TASK OBJECTIVE →
Copy every line of the records below without any change, and leave the pictures out of your copy.
**** RAW DATA ****
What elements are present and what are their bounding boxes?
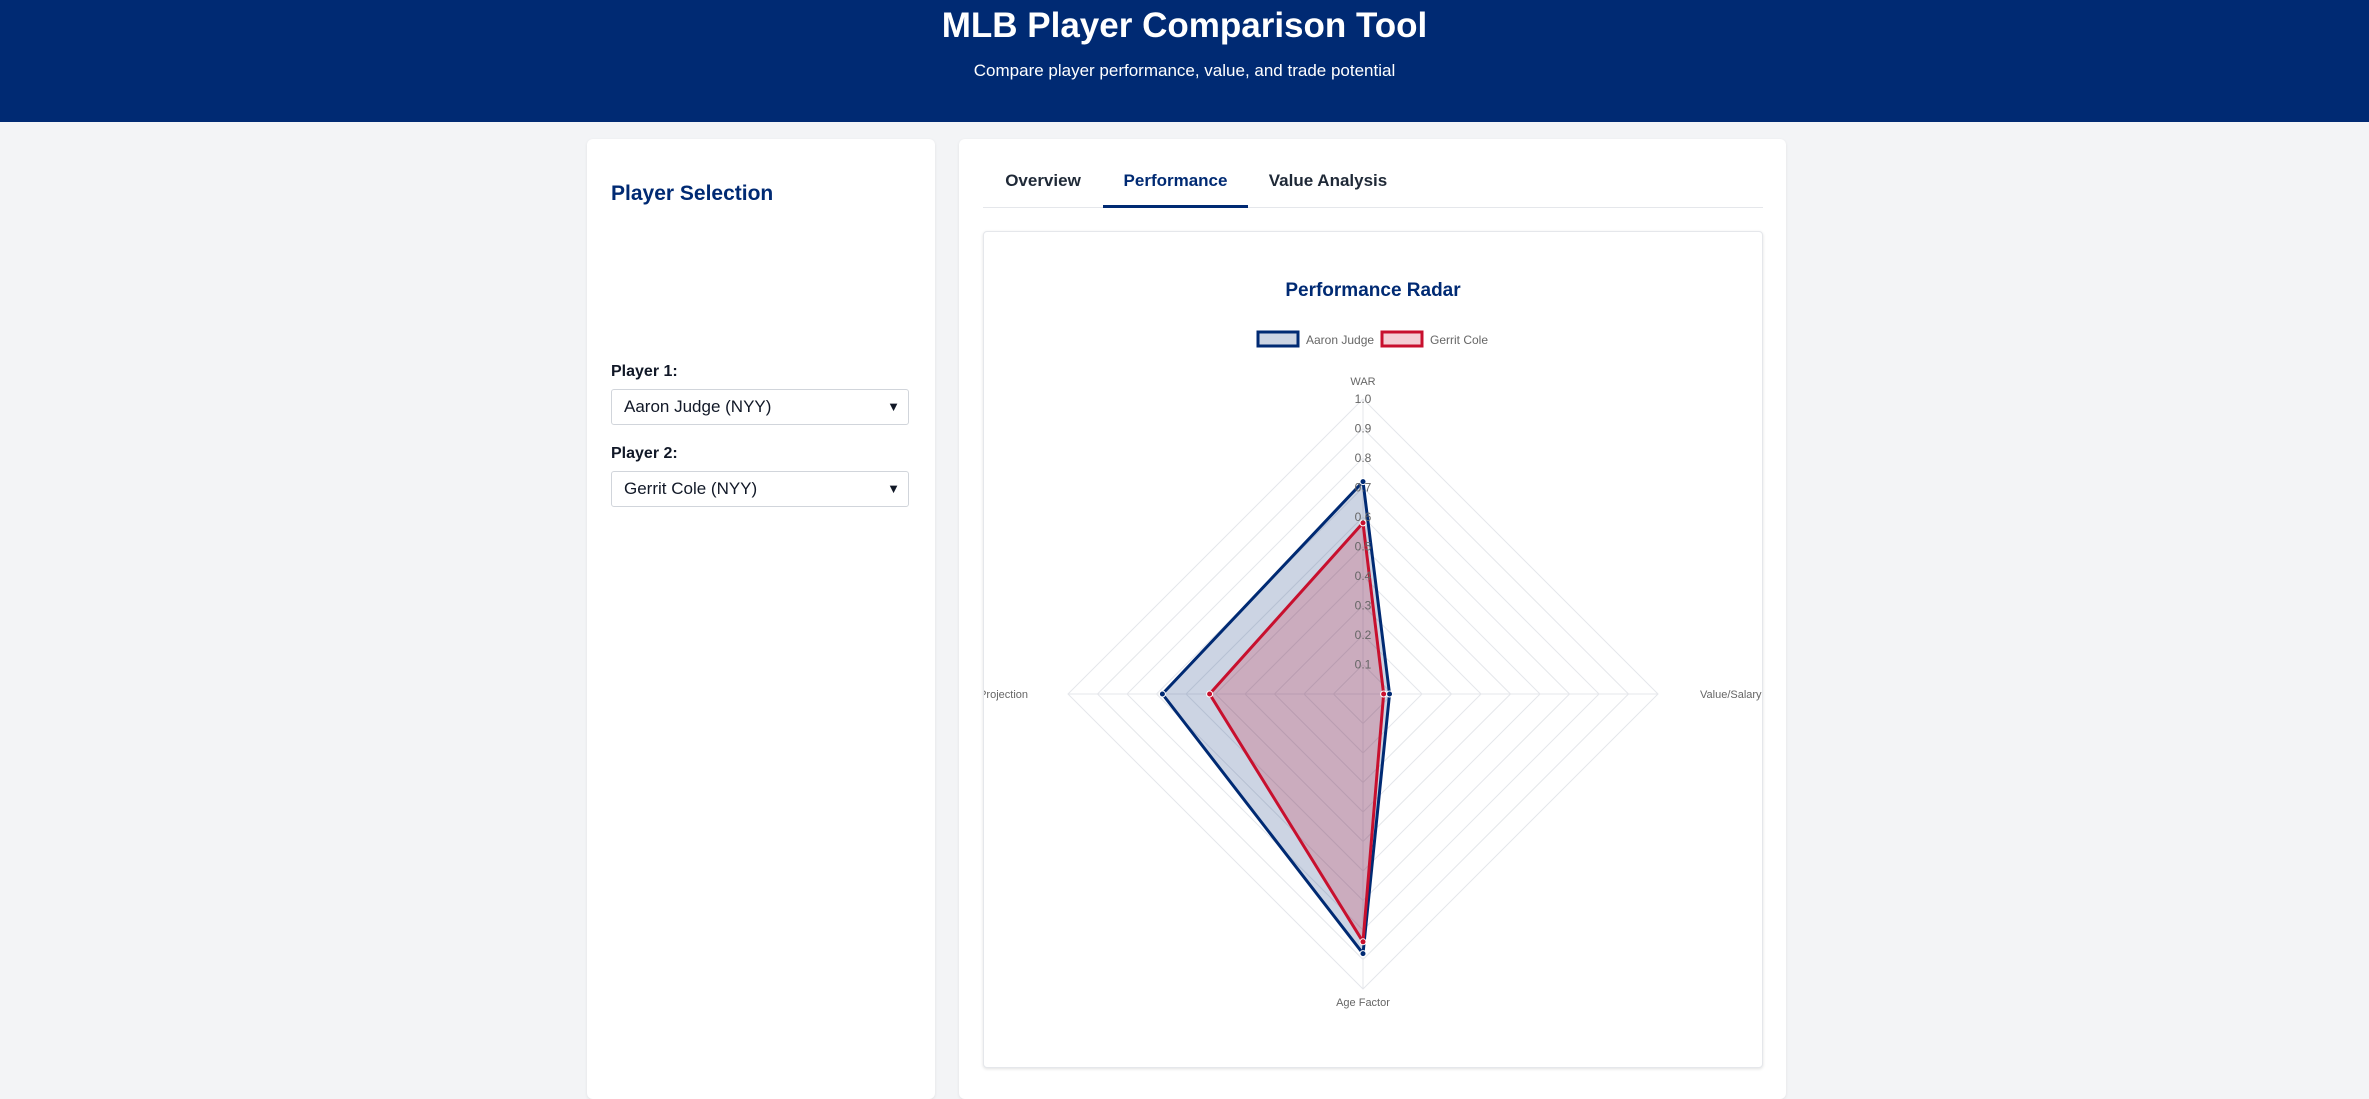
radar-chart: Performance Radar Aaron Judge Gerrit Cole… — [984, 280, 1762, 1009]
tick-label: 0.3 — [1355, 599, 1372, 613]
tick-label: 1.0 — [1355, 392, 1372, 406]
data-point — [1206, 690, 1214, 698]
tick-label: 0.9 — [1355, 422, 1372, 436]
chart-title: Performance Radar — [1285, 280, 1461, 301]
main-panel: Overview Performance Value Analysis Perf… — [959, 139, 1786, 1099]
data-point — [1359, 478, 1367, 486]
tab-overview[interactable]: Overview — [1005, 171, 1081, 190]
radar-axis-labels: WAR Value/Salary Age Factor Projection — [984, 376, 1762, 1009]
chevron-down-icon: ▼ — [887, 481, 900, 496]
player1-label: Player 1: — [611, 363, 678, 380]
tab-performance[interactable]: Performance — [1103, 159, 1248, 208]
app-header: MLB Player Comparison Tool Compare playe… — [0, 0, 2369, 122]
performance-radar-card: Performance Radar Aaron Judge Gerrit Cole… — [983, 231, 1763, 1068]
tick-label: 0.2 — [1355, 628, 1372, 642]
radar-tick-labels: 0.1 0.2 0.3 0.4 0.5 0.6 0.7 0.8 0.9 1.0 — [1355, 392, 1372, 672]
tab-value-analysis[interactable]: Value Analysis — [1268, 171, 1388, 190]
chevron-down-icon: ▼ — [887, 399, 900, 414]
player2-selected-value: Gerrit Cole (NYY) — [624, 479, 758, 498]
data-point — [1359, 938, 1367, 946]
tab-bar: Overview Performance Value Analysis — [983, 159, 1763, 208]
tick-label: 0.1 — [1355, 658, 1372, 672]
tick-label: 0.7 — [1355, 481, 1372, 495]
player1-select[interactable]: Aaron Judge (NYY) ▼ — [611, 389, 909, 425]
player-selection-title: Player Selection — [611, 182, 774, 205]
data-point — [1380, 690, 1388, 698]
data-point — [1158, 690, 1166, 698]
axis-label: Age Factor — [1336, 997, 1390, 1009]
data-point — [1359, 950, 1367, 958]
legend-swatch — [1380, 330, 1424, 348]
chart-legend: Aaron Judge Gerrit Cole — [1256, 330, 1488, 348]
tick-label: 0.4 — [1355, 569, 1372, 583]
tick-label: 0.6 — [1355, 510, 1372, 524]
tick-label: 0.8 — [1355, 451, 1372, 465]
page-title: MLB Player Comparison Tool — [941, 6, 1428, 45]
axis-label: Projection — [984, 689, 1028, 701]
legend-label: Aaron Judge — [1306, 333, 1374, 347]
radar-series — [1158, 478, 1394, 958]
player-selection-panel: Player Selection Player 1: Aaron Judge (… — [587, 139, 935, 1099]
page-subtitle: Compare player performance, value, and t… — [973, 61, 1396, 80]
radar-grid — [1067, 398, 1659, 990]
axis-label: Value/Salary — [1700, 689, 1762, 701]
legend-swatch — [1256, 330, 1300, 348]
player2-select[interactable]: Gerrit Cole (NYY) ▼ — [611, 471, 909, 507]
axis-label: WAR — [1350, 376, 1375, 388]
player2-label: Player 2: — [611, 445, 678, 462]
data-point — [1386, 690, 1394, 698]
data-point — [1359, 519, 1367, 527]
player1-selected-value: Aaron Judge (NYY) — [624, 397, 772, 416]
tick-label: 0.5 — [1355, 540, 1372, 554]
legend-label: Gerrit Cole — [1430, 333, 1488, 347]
****
EXPECTED ANSWER →
What elements are present and what are their bounding boxes?
radar-chart: Performance Radar Aaron Judge Gerrit Cole… — [984, 280, 1762, 1009]
tick-label: 0.3 — [1355, 599, 1372, 613]
tick-label: 1.0 — [1355, 392, 1372, 406]
data-point — [1206, 690, 1214, 698]
tick-label: 0.9 — [1355, 422, 1372, 436]
chart-title: Performance Radar — [1285, 280, 1461, 301]
main-panel: Overview Performance Value Analysis Perf… — [959, 139, 1786, 1099]
data-point — [1359, 478, 1367, 486]
tab-overview[interactable]: Overview — [1005, 171, 1081, 190]
radar-axis-labels: WAR Value/Salary Age Factor Projection — [984, 376, 1762, 1009]
chevron-down-icon: ▼ — [887, 481, 900, 496]
player1-label: Player 1: — [611, 363, 678, 380]
tab-performance[interactable]: Performance — [1103, 159, 1248, 208]
app-header: MLB Player Comparison Tool Compare playe… — [0, 0, 2369, 122]
performance-radar-card: Performance Radar Aaron Judge Gerrit Cole… — [983, 231, 1763, 1068]
tick-label: 0.2 — [1355, 628, 1372, 642]
radar-tick-labels: 0.1 0.2 0.3 0.4 0.5 0.6 0.7 0.8 0.9 1.0 — [1355, 392, 1372, 672]
tab-value-analysis[interactable]: Value Analysis — [1268, 171, 1388, 190]
chevron-down-icon: ▼ — [887, 399, 900, 414]
player2-selected-value: Gerrit Cole (NYY) — [624, 479, 758, 498]
data-point — [1359, 938, 1367, 946]
tab-bar: Overview Performance Value Analysis — [983, 159, 1763, 208]
tick-label: 0.1 — [1355, 658, 1372, 672]
tick-label: 0.7 — [1355, 481, 1372, 495]
player1-select[interactable]: Aaron Judge (NYY) ▼ — [611, 389, 909, 425]
player-selection-title: Player Selection — [611, 182, 774, 205]
data-point — [1380, 690, 1388, 698]
data-point — [1158, 690, 1166, 698]
axis-label: Age Factor — [1336, 997, 1390, 1009]
data-point — [1359, 950, 1367, 958]
legend-swatch — [1380, 330, 1424, 348]
chart-legend: Aaron Judge Gerrit Cole — [1256, 330, 1488, 348]
tick-label: 0.4 — [1355, 569, 1372, 583]
tick-label: 0.6 — [1355, 510, 1372, 524]
tick-label: 0.8 — [1355, 451, 1372, 465]
page-title: MLB Player Comparison Tool — [941, 6, 1428, 45]
axis-label: Projection — [984, 689, 1028, 701]
legend-label: Aaron Judge — [1306, 333, 1374, 347]
radar-series — [1158, 478, 1394, 958]
player-selection-panel: Player Selection Player 1: Aaron Judge (… — [587, 139, 935, 1099]
page-subtitle: Compare player performance, value, and t… — [973, 61, 1396, 80]
radar-grid — [1067, 398, 1659, 990]
axis-label: Value/Salary — [1700, 689, 1762, 701]
legend-swatch — [1256, 330, 1300, 348]
player2-select[interactable]: Gerrit Cole (NYY) ▼ — [611, 471, 909, 507]
axis-label: WAR — [1350, 376, 1375, 388]
player2-label: Player 2: — [611, 445, 678, 462]
data-point — [1386, 690, 1394, 698]
data-point — [1359, 519, 1367, 527]
player1-selected-value: Aaron Judge (NYY) — [624, 397, 772, 416]
tick-label: 0.5 — [1355, 540, 1372, 554]
legend-label: Gerrit Cole — [1430, 333, 1488, 347]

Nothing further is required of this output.